● **Listed records**:
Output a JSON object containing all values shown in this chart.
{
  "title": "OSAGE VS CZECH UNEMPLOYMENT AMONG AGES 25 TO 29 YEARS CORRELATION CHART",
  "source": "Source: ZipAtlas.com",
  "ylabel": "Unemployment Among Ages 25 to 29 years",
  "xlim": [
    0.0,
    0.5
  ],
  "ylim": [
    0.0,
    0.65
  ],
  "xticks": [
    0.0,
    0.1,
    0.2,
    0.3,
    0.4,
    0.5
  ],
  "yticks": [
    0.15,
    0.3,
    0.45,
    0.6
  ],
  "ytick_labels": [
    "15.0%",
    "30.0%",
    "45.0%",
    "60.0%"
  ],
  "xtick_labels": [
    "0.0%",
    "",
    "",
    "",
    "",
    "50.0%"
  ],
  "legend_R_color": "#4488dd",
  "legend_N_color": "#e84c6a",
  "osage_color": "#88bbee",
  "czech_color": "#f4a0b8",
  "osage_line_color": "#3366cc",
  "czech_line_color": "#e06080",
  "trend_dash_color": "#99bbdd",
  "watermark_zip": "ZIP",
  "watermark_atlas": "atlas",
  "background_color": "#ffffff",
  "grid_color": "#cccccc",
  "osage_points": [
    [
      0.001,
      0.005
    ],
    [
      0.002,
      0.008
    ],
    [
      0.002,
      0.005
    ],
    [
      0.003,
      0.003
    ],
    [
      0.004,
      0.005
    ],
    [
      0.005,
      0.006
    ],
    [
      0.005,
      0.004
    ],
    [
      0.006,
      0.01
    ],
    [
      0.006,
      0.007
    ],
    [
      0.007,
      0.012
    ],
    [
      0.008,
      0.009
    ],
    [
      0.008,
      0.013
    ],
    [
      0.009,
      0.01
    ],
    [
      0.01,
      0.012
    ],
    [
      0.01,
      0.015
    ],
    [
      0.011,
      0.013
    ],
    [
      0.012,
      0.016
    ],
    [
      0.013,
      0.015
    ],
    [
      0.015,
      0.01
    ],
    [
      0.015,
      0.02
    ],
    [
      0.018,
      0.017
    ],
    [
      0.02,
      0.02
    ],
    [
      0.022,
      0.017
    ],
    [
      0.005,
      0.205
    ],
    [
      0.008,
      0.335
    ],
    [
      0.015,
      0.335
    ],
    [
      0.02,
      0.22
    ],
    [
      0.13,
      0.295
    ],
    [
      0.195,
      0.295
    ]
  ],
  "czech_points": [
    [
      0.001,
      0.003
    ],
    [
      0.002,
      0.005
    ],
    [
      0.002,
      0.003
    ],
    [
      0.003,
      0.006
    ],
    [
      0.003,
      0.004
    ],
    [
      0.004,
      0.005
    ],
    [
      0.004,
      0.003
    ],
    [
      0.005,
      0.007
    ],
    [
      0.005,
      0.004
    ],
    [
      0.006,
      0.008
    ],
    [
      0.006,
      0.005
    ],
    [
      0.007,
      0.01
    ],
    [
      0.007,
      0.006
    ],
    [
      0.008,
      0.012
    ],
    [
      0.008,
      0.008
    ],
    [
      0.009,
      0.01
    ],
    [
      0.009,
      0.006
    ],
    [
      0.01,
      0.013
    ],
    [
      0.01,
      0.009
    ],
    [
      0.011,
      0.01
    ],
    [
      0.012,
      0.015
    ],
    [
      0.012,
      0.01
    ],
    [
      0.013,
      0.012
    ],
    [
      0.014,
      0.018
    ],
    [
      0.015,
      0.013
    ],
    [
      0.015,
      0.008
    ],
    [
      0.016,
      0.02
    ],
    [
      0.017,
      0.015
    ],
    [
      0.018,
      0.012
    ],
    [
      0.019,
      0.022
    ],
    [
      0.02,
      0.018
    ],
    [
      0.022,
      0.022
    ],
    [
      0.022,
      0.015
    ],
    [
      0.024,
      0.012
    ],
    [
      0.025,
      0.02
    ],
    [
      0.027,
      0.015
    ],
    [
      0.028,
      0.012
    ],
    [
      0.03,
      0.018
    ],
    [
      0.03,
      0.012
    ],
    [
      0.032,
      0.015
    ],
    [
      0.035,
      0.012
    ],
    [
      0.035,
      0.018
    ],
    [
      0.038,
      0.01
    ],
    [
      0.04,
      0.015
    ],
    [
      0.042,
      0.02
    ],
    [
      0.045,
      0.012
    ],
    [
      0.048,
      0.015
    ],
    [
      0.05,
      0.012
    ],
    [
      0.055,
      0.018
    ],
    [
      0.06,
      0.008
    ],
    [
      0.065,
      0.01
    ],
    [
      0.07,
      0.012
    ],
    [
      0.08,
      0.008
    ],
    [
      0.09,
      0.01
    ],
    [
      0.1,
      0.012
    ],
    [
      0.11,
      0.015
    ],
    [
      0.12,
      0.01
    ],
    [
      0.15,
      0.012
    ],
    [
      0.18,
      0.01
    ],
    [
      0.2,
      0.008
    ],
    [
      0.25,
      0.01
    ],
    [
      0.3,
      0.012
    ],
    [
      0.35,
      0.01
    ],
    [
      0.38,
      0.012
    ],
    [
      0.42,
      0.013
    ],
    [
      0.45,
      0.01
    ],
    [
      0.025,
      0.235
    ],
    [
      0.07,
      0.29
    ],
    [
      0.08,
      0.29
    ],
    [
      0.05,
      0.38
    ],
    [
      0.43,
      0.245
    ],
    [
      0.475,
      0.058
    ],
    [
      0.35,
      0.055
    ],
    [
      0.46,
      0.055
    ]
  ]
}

● **What is expected**: Your task is to quote all of the data word for word.

● **Result for this exercise**:
Output a JSON object containing all values shown in this chart.
{
  "title": "OSAGE VS CZECH UNEMPLOYMENT AMONG AGES 25 TO 29 YEARS CORRELATION CHART",
  "source": "Source: ZipAtlas.com",
  "ylabel": "Unemployment Among Ages 25 to 29 years",
  "xlim": [
    0.0,
    0.5
  ],
  "ylim": [
    0.0,
    0.65
  ],
  "xticks": [
    0.0,
    0.1,
    0.2,
    0.3,
    0.4,
    0.5
  ],
  "yticks": [
    0.15,
    0.3,
    0.45,
    0.6
  ],
  "ytick_labels": [
    "15.0%",
    "30.0%",
    "45.0%",
    "60.0%"
  ],
  "xtick_labels": [
    "0.0%",
    "",
    "",
    "",
    "",
    "50.0%"
  ],
  "legend_R_color": "#4488dd",
  "legend_N_color": "#e84c6a",
  "osage_color": "#88bbee",
  "czech_color": "#f4a0b8",
  "osage_line_color": "#3366cc",
  "czech_line_color": "#e06080",
  "trend_dash_color": "#99bbdd",
  "watermark_zip": "ZIP",
  "watermark_atlas": "atlas",
  "background_color": "#ffffff",
  "grid_color": "#cccccc",
  "osage_points": [
    [
      0.001,
      0.005
    ],
    [
      0.002,
      0.008
    ],
    [
      0.002,
      0.005
    ],
    [
      0.003,
      0.003
    ],
    [
      0.004,
      0.005
    ],
    [
      0.005,
      0.006
    ],
    [
      0.005,
      0.004
    ],
    [
      0.006,
      0.01
    ],
    [
      0.006,
      0.007
    ],
    [
      0.007,
      0.012
    ],
    [
      0.008,
      0.009
    ],
    [
      0.008,
      0.013
    ],
    [
      0.009,
      0.01
    ],
    [
      0.01,
      0.012
    ],
    [
      0.01,
      0.015
    ],
    [
      0.011,
      0.013
    ],
    [
      0.012,
      0.016
    ],
    [
      0.013,
      0.015
    ],
    [
      0.015,
      0.01
    ],
    [
      0.015,
      0.02
    ],
    [
      0.018,
      0.017
    ],
    [
      0.02,
      0.02
    ],
    [
      0.022,
      0.017
    ],
    [
      0.005,
      0.205
    ],
    [
      0.008,
      0.335
    ],
    [
      0.015,
      0.335
    ],
    [
      0.02,
      0.22
    ],
    [
      0.13,
      0.295
    ],
    [
      0.195,
      0.295
    ]
  ],
  "czech_points": [
    [
      0.001,
      0.003
    ],
    [
      0.002,
      0.005
    ],
    [
      0.002,
      0.003
    ],
    [
      0.003,
      0.006
    ],
    [
      0.003,
      0.004
    ],
    [
      0.004,
      0.005
    ],
    [
      0.004,
      0.003
    ],
    [
      0.005,
      0.007
    ],
    [
      0.005,
      0.004
    ],
    [
      0.006,
      0.008
    ],
    [
      0.006,
      0.005
    ],
    [
      0.007,
      0.01
    ],
    [
      0.007,
      0.006
    ],
    [
      0.008,
      0.012
    ],
    [
      0.008,
      0.008
    ],
    [
      0.009,
      0.01
    ],
    [
      0.009,
      0.006
    ],
    [
      0.01,
      0.013
    ],
    [
      0.01,
      0.009
    ],
    [
      0.011,
      0.01
    ],
    [
      0.012,
      0.015
    ],
    [
      0.012,
      0.01
    ],
    [
      0.013,
      0.012
    ],
    [
      0.014,
      0.018
    ],
    [
      0.015,
      0.013
    ],
    [
      0.015,
      0.008
    ],
    [
      0.016,
      0.02
    ],
    [
      0.017,
      0.015
    ],
    [
      0.018,
      0.012
    ],
    [
      0.019,
      0.022
    ],
    [
      0.02,
      0.018
    ],
    [
      0.022,
      0.022
    ],
    [
      0.022,
      0.015
    ],
    [
      0.024,
      0.012
    ],
    [
      0.025,
      0.02
    ],
    [
      0.027,
      0.015
    ],
    [
      0.028,
      0.012
    ],
    [
      0.03,
      0.018
    ],
    [
      0.03,
      0.012
    ],
    [
      0.032,
      0.015
    ],
    [
      0.035,
      0.012
    ],
    [
      0.035,
      0.018
    ],
    [
      0.038,
      0.01
    ],
    [
      0.04,
      0.015
    ],
    [
      0.042,
      0.02
    ],
    [
      0.045,
      0.012
    ],
    [
      0.048,
      0.015
    ],
    [
      0.05,
      0.012
    ],
    [
      0.055,
      0.018
    ],
    [
      0.06,
      0.008
    ],
    [
      0.065,
      0.01
    ],
    [
      0.07,
      0.012
    ],
    [
      0.08,
      0.008
    ],
    [
      0.09,
      0.01
    ],
    [
      0.1,
      0.012
    ],
    [
      0.11,
      0.015
    ],
    [
      0.12,
      0.01
    ],
    [
      0.15,
      0.012
    ],
    [
      0.18,
      0.01
    ],
    [
      0.2,
      0.008
    ],
    [
      0.25,
      0.01
    ],
    [
      0.3,
      0.012
    ],
    [
      0.35,
      0.01
    ],
    [
      0.38,
      0.012
    ],
    [
      0.42,
      0.013
    ],
    [
      0.45,
      0.01
    ],
    [
      0.025,
      0.235
    ],
    [
      0.07,
      0.29
    ],
    [
      0.08,
      0.29
    ],
    [
      0.05,
      0.38
    ],
    [
      0.43,
      0.245
    ],
    [
      0.475,
      0.058
    ],
    [
      0.35,
      0.055
    ],
    [
      0.46,
      0.055
    ]
  ]
}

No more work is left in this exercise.